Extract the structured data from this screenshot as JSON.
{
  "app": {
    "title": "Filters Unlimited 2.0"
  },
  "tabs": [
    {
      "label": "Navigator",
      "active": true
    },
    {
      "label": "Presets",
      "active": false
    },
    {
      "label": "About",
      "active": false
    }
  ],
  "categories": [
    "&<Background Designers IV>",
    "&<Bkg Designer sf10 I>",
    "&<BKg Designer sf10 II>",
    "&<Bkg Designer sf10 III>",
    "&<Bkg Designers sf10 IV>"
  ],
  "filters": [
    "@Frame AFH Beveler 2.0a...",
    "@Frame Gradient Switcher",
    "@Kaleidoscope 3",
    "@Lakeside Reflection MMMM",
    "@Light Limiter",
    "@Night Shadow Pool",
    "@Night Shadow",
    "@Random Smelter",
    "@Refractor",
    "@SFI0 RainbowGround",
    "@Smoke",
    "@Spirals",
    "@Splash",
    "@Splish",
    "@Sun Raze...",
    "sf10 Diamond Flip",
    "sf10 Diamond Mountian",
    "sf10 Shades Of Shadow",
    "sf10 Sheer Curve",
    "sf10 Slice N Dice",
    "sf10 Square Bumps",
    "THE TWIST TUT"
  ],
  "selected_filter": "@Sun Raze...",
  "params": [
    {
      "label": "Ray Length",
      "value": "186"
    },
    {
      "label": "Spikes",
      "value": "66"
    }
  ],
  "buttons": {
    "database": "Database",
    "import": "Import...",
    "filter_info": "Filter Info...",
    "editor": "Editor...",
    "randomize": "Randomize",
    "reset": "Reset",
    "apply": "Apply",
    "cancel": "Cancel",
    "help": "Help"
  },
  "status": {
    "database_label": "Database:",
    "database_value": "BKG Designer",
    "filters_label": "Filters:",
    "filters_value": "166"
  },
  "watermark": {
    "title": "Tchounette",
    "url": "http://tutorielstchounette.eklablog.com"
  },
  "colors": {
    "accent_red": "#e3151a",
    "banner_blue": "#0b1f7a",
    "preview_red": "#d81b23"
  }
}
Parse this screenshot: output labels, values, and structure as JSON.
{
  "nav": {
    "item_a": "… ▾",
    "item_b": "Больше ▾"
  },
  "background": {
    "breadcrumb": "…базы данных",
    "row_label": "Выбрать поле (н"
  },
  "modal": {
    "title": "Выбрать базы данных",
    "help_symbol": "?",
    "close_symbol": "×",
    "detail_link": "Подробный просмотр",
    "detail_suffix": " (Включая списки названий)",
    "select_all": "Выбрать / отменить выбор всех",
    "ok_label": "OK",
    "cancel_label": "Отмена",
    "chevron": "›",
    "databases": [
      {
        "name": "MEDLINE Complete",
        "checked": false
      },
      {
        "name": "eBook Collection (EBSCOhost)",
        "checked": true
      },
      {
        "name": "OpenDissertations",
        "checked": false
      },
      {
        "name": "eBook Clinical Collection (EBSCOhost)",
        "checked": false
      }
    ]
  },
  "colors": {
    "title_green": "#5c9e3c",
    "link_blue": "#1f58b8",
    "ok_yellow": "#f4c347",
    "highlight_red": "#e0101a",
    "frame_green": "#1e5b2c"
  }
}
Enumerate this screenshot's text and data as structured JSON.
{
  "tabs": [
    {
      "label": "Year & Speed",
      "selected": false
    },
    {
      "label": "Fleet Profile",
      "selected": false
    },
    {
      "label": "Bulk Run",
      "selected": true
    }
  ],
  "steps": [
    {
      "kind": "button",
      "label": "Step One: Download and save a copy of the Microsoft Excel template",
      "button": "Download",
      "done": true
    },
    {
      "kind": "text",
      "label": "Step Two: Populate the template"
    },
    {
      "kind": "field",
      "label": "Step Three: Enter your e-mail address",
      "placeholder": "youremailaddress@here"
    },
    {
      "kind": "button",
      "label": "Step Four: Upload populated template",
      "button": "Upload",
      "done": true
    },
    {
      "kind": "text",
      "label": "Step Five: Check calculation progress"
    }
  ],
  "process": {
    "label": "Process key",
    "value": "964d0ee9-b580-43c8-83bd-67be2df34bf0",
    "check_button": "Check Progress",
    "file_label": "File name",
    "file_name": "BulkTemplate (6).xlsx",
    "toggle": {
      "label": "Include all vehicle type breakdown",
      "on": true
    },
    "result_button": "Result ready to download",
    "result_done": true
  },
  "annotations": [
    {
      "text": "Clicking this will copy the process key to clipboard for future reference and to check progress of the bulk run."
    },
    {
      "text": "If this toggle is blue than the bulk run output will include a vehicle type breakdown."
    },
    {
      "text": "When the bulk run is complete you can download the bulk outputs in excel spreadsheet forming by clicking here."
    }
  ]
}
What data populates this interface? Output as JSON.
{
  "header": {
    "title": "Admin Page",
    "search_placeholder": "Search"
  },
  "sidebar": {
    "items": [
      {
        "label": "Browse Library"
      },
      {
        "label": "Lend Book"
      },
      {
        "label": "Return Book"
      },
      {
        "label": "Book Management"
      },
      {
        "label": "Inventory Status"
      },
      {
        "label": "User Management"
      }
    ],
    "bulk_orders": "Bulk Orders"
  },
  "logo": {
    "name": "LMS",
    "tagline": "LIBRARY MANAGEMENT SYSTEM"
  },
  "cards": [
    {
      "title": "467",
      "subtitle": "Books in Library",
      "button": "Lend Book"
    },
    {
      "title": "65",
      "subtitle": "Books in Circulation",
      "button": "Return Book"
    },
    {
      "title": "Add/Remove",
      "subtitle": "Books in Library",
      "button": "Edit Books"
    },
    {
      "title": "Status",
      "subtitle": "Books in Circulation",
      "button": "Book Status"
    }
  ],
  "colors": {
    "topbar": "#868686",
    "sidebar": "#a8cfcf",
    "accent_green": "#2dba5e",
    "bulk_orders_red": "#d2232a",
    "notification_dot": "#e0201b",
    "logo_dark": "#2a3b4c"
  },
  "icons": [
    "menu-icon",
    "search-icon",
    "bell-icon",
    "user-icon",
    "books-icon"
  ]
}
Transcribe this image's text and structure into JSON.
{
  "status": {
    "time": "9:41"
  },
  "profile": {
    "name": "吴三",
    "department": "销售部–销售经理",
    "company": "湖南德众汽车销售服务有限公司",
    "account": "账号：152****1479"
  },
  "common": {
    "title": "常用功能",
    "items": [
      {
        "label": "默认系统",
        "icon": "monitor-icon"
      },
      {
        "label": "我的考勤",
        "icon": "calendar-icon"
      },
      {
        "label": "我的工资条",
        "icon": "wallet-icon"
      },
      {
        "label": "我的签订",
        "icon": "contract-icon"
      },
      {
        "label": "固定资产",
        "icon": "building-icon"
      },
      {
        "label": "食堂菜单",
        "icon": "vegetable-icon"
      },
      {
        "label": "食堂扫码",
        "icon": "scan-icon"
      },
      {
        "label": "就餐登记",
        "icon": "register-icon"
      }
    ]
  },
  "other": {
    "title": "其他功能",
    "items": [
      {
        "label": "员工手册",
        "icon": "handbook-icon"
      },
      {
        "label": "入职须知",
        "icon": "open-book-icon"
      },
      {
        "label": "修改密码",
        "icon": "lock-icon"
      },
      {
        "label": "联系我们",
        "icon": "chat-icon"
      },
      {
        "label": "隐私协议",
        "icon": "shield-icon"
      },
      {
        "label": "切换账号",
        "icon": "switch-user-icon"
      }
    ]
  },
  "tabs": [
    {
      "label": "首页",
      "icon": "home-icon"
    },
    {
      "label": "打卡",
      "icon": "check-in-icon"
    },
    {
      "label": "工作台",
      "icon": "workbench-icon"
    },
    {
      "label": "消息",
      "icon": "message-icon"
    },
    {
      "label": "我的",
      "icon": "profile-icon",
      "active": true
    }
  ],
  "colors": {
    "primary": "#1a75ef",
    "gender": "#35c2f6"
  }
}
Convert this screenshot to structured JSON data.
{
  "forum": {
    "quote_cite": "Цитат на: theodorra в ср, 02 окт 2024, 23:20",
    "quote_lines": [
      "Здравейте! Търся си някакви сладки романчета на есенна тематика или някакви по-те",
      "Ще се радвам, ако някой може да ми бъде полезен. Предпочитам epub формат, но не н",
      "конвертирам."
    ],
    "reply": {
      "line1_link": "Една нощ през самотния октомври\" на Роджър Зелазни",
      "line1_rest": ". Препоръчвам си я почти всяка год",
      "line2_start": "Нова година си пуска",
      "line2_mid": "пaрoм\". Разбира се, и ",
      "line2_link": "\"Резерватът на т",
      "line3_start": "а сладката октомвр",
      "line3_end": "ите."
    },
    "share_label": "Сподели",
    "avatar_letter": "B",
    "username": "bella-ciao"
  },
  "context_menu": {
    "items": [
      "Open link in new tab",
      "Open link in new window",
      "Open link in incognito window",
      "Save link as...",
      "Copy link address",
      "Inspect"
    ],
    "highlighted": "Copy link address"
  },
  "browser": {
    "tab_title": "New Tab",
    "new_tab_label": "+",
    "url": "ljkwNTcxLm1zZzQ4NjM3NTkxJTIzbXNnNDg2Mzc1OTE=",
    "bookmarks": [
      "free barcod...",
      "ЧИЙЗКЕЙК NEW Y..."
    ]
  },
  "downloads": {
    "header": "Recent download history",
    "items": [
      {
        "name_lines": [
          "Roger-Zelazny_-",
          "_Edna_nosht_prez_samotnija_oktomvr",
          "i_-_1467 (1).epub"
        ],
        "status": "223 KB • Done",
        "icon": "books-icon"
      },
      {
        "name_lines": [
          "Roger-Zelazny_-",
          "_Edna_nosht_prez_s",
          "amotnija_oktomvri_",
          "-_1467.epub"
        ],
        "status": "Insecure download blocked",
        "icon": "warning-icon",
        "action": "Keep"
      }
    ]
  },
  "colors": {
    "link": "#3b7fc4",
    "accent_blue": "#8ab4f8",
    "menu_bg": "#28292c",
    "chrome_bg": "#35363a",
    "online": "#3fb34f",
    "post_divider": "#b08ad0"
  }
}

_ _ _ _

§ AIM
Say how many lines in the records hold the string "this", and say nothing else.

§ CORRECT RESULT
8